WHAT THE TASK ASKS:
Write out the data again in full, exactly as it reads.

Excerpt from a dataset:
'''

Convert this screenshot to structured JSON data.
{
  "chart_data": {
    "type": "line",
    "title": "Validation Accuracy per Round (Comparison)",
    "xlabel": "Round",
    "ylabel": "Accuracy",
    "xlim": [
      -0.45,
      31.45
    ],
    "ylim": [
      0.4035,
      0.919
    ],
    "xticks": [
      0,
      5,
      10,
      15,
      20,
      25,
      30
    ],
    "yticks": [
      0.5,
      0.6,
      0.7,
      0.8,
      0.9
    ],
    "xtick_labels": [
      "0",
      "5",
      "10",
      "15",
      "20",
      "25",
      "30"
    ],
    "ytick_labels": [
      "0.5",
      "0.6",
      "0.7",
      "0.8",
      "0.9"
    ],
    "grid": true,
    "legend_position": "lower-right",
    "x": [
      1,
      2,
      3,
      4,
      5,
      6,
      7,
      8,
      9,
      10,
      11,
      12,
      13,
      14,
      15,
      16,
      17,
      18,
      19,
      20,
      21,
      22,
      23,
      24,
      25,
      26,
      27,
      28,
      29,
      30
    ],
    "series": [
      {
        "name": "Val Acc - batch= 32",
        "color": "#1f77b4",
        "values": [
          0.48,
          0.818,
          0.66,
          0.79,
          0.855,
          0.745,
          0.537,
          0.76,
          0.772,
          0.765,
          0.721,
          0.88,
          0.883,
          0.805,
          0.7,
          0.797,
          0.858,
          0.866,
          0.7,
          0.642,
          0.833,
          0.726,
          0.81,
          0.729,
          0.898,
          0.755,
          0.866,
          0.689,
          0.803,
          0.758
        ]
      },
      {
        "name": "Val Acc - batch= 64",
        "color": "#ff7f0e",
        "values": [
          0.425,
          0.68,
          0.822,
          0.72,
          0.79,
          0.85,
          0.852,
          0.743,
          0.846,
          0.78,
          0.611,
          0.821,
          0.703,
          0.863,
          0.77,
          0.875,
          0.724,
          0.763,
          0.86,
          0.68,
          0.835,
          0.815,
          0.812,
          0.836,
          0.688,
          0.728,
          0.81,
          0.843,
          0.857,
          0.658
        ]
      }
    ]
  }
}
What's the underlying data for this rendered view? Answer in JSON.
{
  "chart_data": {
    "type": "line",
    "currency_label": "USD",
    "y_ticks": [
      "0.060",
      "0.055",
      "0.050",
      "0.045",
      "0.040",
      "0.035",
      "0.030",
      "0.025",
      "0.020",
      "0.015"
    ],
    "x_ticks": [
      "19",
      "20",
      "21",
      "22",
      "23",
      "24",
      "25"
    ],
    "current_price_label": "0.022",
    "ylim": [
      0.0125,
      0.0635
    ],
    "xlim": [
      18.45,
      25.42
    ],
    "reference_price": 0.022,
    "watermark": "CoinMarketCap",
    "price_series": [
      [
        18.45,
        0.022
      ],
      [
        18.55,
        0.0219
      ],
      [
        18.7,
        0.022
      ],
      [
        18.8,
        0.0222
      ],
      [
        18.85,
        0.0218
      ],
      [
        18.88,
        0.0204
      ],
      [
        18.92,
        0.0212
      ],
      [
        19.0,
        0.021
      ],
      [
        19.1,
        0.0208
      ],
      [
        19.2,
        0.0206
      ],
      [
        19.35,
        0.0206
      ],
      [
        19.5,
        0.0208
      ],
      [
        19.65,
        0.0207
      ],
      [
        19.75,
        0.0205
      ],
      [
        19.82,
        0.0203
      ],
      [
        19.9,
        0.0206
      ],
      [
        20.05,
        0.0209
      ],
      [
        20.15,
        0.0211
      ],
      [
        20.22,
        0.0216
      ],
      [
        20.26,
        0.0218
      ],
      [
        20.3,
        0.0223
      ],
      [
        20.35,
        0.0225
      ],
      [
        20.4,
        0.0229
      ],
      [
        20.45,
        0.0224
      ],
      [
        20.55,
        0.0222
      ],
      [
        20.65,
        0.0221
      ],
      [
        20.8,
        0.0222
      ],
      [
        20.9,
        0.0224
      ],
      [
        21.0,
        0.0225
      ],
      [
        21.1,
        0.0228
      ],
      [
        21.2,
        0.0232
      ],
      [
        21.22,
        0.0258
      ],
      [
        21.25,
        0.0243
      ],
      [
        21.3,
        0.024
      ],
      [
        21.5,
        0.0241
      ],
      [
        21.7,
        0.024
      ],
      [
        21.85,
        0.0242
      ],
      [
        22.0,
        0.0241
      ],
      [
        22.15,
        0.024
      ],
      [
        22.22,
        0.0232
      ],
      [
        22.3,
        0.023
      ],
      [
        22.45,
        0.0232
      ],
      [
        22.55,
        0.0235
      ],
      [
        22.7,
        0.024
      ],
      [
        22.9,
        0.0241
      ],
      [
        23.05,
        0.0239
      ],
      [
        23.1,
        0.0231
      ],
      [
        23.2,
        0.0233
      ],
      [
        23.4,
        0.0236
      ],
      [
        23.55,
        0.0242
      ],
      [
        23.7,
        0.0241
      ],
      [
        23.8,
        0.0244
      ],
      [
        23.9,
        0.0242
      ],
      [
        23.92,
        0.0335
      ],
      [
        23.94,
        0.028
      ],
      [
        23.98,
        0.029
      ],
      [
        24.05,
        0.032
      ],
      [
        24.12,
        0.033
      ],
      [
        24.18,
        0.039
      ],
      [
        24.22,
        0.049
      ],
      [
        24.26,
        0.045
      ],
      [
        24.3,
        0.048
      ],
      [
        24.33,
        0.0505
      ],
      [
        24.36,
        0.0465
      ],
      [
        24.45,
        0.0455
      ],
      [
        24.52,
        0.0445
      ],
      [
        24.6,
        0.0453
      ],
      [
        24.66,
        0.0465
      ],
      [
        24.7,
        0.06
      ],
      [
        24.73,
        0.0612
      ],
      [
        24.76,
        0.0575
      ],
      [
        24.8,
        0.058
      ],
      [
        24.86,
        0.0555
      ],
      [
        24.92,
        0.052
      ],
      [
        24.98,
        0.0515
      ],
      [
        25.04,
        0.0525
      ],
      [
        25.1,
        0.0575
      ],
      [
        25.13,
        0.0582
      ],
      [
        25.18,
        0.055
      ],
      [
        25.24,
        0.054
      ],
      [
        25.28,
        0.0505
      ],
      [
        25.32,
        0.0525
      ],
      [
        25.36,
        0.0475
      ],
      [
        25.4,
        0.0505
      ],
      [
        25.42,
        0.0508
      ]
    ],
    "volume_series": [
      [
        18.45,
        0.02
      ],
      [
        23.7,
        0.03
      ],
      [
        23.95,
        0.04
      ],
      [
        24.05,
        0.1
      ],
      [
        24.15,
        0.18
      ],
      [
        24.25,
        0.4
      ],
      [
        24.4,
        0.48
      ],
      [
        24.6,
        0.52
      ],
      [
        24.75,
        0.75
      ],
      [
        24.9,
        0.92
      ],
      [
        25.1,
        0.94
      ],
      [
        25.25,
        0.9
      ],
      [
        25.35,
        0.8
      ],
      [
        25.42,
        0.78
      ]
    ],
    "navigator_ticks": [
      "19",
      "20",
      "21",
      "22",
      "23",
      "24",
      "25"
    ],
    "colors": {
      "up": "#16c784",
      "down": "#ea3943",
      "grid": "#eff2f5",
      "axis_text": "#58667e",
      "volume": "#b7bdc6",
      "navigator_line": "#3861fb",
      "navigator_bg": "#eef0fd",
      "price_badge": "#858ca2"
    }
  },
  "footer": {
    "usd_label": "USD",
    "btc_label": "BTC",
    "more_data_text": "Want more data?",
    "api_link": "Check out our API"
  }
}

'''

EXERCISE RESULT:
Convert this screenshot to structured JSON data.
{
  "chart_data": {
    "type": "line",
    "title": "Validation Accuracy per Round (Comparison)",
    "xlabel": "Round",
    "ylabel": "Accuracy",
    "xlim": [
      -0.45,
      31.45
    ],
    "ylim": [
      0.4035,
      0.919
    ],
    "xticks": [
      0,
      5,
      10,
      15,
      20,
      25,
      30
    ],
    "yticks": [
      0.5,
      0.6,
      0.7,
      0.8,
      0.9
    ],
    "xtick_labels": [
      "0",
      "5",
      "10",
      "15",
      "20",
      "25",
      "30"
    ],
    "ytick_labels": [
      "0.5",
      "0.6",
      "0.7",
      "0.8",
      "0.9"
    ],
    "grid": true,
    "legend_position": "lower-right",
    "x": [
      1,
      2,
      3,
      4,
      5,
      6,
      7,
      8,
      9,
      10,
      11,
      12,
      13,
      14,
      15,
      16,
      17,
      18,
      19,
      20,
      21,
      22,
      23,
      24,
      25,
      26,
      27,
      28,
      29,
      30
    ],
    "series": [
      {
        "name": "Val Acc - batch= 32",
        "color": "#1f77b4",
        "values": [
          0.48,
          0.818,
          0.66,
          0.79,
          0.855,
          0.745,
          0.537,
          0.76,
          0.772,
          0.765,
          0.721,
          0.88,
          0.883,
          0.805,
          0.7,
          0.797,
          0.858,
          0.866,
          0.7,
          0.642,
          0.833,
          0.726,
          0.81,
          0.729,
          0.898,
          0.755,
          0.866,
          0.689,
          0.803,
          0.758
        ]
      },
      {
        "name": "Val Acc - batch= 64",
        "color": "#ff7f0e",
        "values": [
          0.425,
          0.68,
          0.822,
          0.72,
          0.79,
          0.85,
          0.852,
          0.743,
          0.846,
          0.78,
          0.611,
          0.821,
          0.703,
          0.863,
          0.77,
          0.875,
          0.724,
          0.763,
          0.86,
          0.68,
          0.835,
          0.815,
          0.812,
          0.836,
          0.688,
          0.728,
          0.81,
          0.843,
          0.857,
          0.658
        ]
      }
    ]
  }
}
What's the underlying data for this rendered view? Answer in JSON.
{
  "chart_data": {
    "type": "line",
    "currency_label": "USD",
    "y_ticks": [
      "0.060",
      "0.055",
      "0.050",
      "0.045",
      "0.040",
      "0.035",
      "0.030",
      "0.025",
      "0.020",
      "0.015"
    ],
    "x_ticks": [
      "19",
      "20",
      "21",
      "22",
      "23",
      "24",
      "25"
    ],
    "current_price_label": "0.022",
    "ylim": [
      0.0125,
      0.0635
    ],
    "xlim": [
      18.45,
      25.42
    ],
    "reference_price": 0.022,
    "watermark": "CoinMarketCap",
    "price_series": [
      [
        18.45,
        0.022
      ],
      [
        18.55,
        0.0219
      ],
      [
        18.7,
        0.022
      ],
      [
        18.8,
        0.0222
      ],
      [
        18.85,
        0.0218
      ],
      [
        18.88,
        0.0204
      ],
      [
        18.92,
        0.0212
      ],
      [
        19.0,
        0.021
      ],
      [
        19.1,
        0.0208
      ],
      [
        19.2,
        0.0206
      ],
      [
        19.35,
        0.0206
      ],
      [
        19.5,
        0.0208
      ],
      [
        19.65,
        0.0207
      ],
      [
        19.75,
        0.0205
      ],
      [
        19.82,
        0.0203
      ],
      [
        19.9,
        0.0206
      ],
      [
        20.05,
        0.0209
      ],
      [
        20.15,
        0.0211
      ],
      [
        20.22,
        0.0216
      ],
      [
        20.26,
        0.0218
      ],
      [
        20.3,
        0.0223
      ],
      [
        20.35,
        0.0225
      ],
      [
        20.4,
        0.0229
      ],
      [
        20.45,
        0.0224
      ],
      [
        20.55,
        0.0222
      ],
      [
        20.65,
        0.0221
      ],
      [
        20.8,
        0.0222
      ],
      [
        20.9,
        0.0224
      ],
      [
        21.0,
        0.0225
      ],
      [
        21.1,
        0.0228
      ],
      [
        21.2,
        0.0232
      ],
      [
        21.22,
        0.0258
      ],
      [
        21.25,
        0.0243
      ],
      [
        21.3,
        0.024
      ],
      [
        21.5,
        0.0241
      ],
      [
        21.7,
        0.024
      ],
      [
        21.85,
        0.0242
      ],
      [
        22.0,
        0.0241
      ],
      [
        22.15,
        0.024
      ],
      [
        22.22,
        0.0232
      ],
      [
        22.3,
        0.023
      ],
      [
        22.45,
        0.0232
      ],
      [
        22.55,
        0.0235
      ],
      [
        22.7,
        0.024
      ],
      [
        22.9,
        0.0241
      ],
      [
        23.05,
        0.0239
      ],
      [
        23.1,
        0.0231
      ],
      [
        23.2,
        0.0233
      ],
      [
        23.4,
        0.0236
      ],
      [
        23.55,
        0.0242
      ],
      [
        23.7,
        0.0241
      ],
      [
        23.8,
        0.0244
      ],
      [
        23.9,
        0.0242
      ],
      [
        23.92,
        0.0335
      ],
      [
        23.94,
        0.028
      ],
      [
        23.98,
        0.029
      ],
      [
        24.05,
        0.032
      ],
      [
        24.12,
        0.033
      ],
      [
        24.18,
        0.039
      ],
      [
        24.22,
        0.049
      ],
      [
        24.26,
        0.045
      ],
      [
        24.3,
        0.048
      ],
      [
        24.33,
        0.0505
      ],
      [
        24.36,
        0.0465
      ],
      [
        24.45,
        0.0455
      ],
      [
        24.52,
        0.0445
      ],
      [
        24.6,
        0.0453
      ],
      [
        24.66,
        0.0465
      ],
      [
        24.7,
        0.06
      ],
      [
        24.73,
        0.0612
      ],
      [
        24.76,
        0.0575
      ],
      [
        24.8,
        0.058
      ],
      [
        24.86,
        0.0555
      ],
      [
        24.92,
        0.052
      ],
      [
        24.98,
        0.0515
      ],
      [
        25.04,
        0.0525
      ],
      [
        25.1,
        0.0575
      ],
      [
        25.13,
        0.0582
      ],
      [
        25.18,
        0.055
      ],
      [
        25.24,
        0.054
      ],
      [
        25.28,
        0.0505
      ],
      [
        25.32,
        0.0525
      ],
      [
        25.36,
        0.0475
      ],
      [
        25.4,
        0.0505
      ],
      [
        25.42,
        0.0508
      ]
    ],
    "volume_series": [
      [
        18.45,
        0.02
      ],
      [
        23.7,
        0.03
      ],
      [
        23.95,
        0.04
      ],
      [
        24.05,
        0.1
      ],
      [
        24.15,
        0.18
      ],
      [
        24.25,
        0.4
      ],
      [
        24.4,
        0.48
      ],
      [
        24.6,
        0.52
      ],
      [
        24.75,
        0.75
      ],
      [
        24.9,
        0.92
      ],
      [
        25.1,
        0.94
      ],
      [
        25.25,
        0.9
      ],
      [
        25.35,
        0.8
      ],
      [
        25.42,
        0.78
      ]
    ],
    "navigator_ticks": [
      "19",
      "20",
      "21",
      "22",
      "23",
      "24",
      "25"
    ],
    "colors": {
      "up": "#16c784",
      "down": "#ea3943",
      "grid": "#eff2f5",
      "axis_text": "#58667e",
      "volume": "#b7bdc6",
      "navigator_line": "#3861fb",
      "navigator_bg": "#eef0fd",
      "price_badge": "#858ca2"
    }
  },
  "footer": {
    "usd_label": "USD",
    "btc_label": "BTC",
    "more_data_text": "Want more data?",
    "api_link": "Check out our API"
  }
}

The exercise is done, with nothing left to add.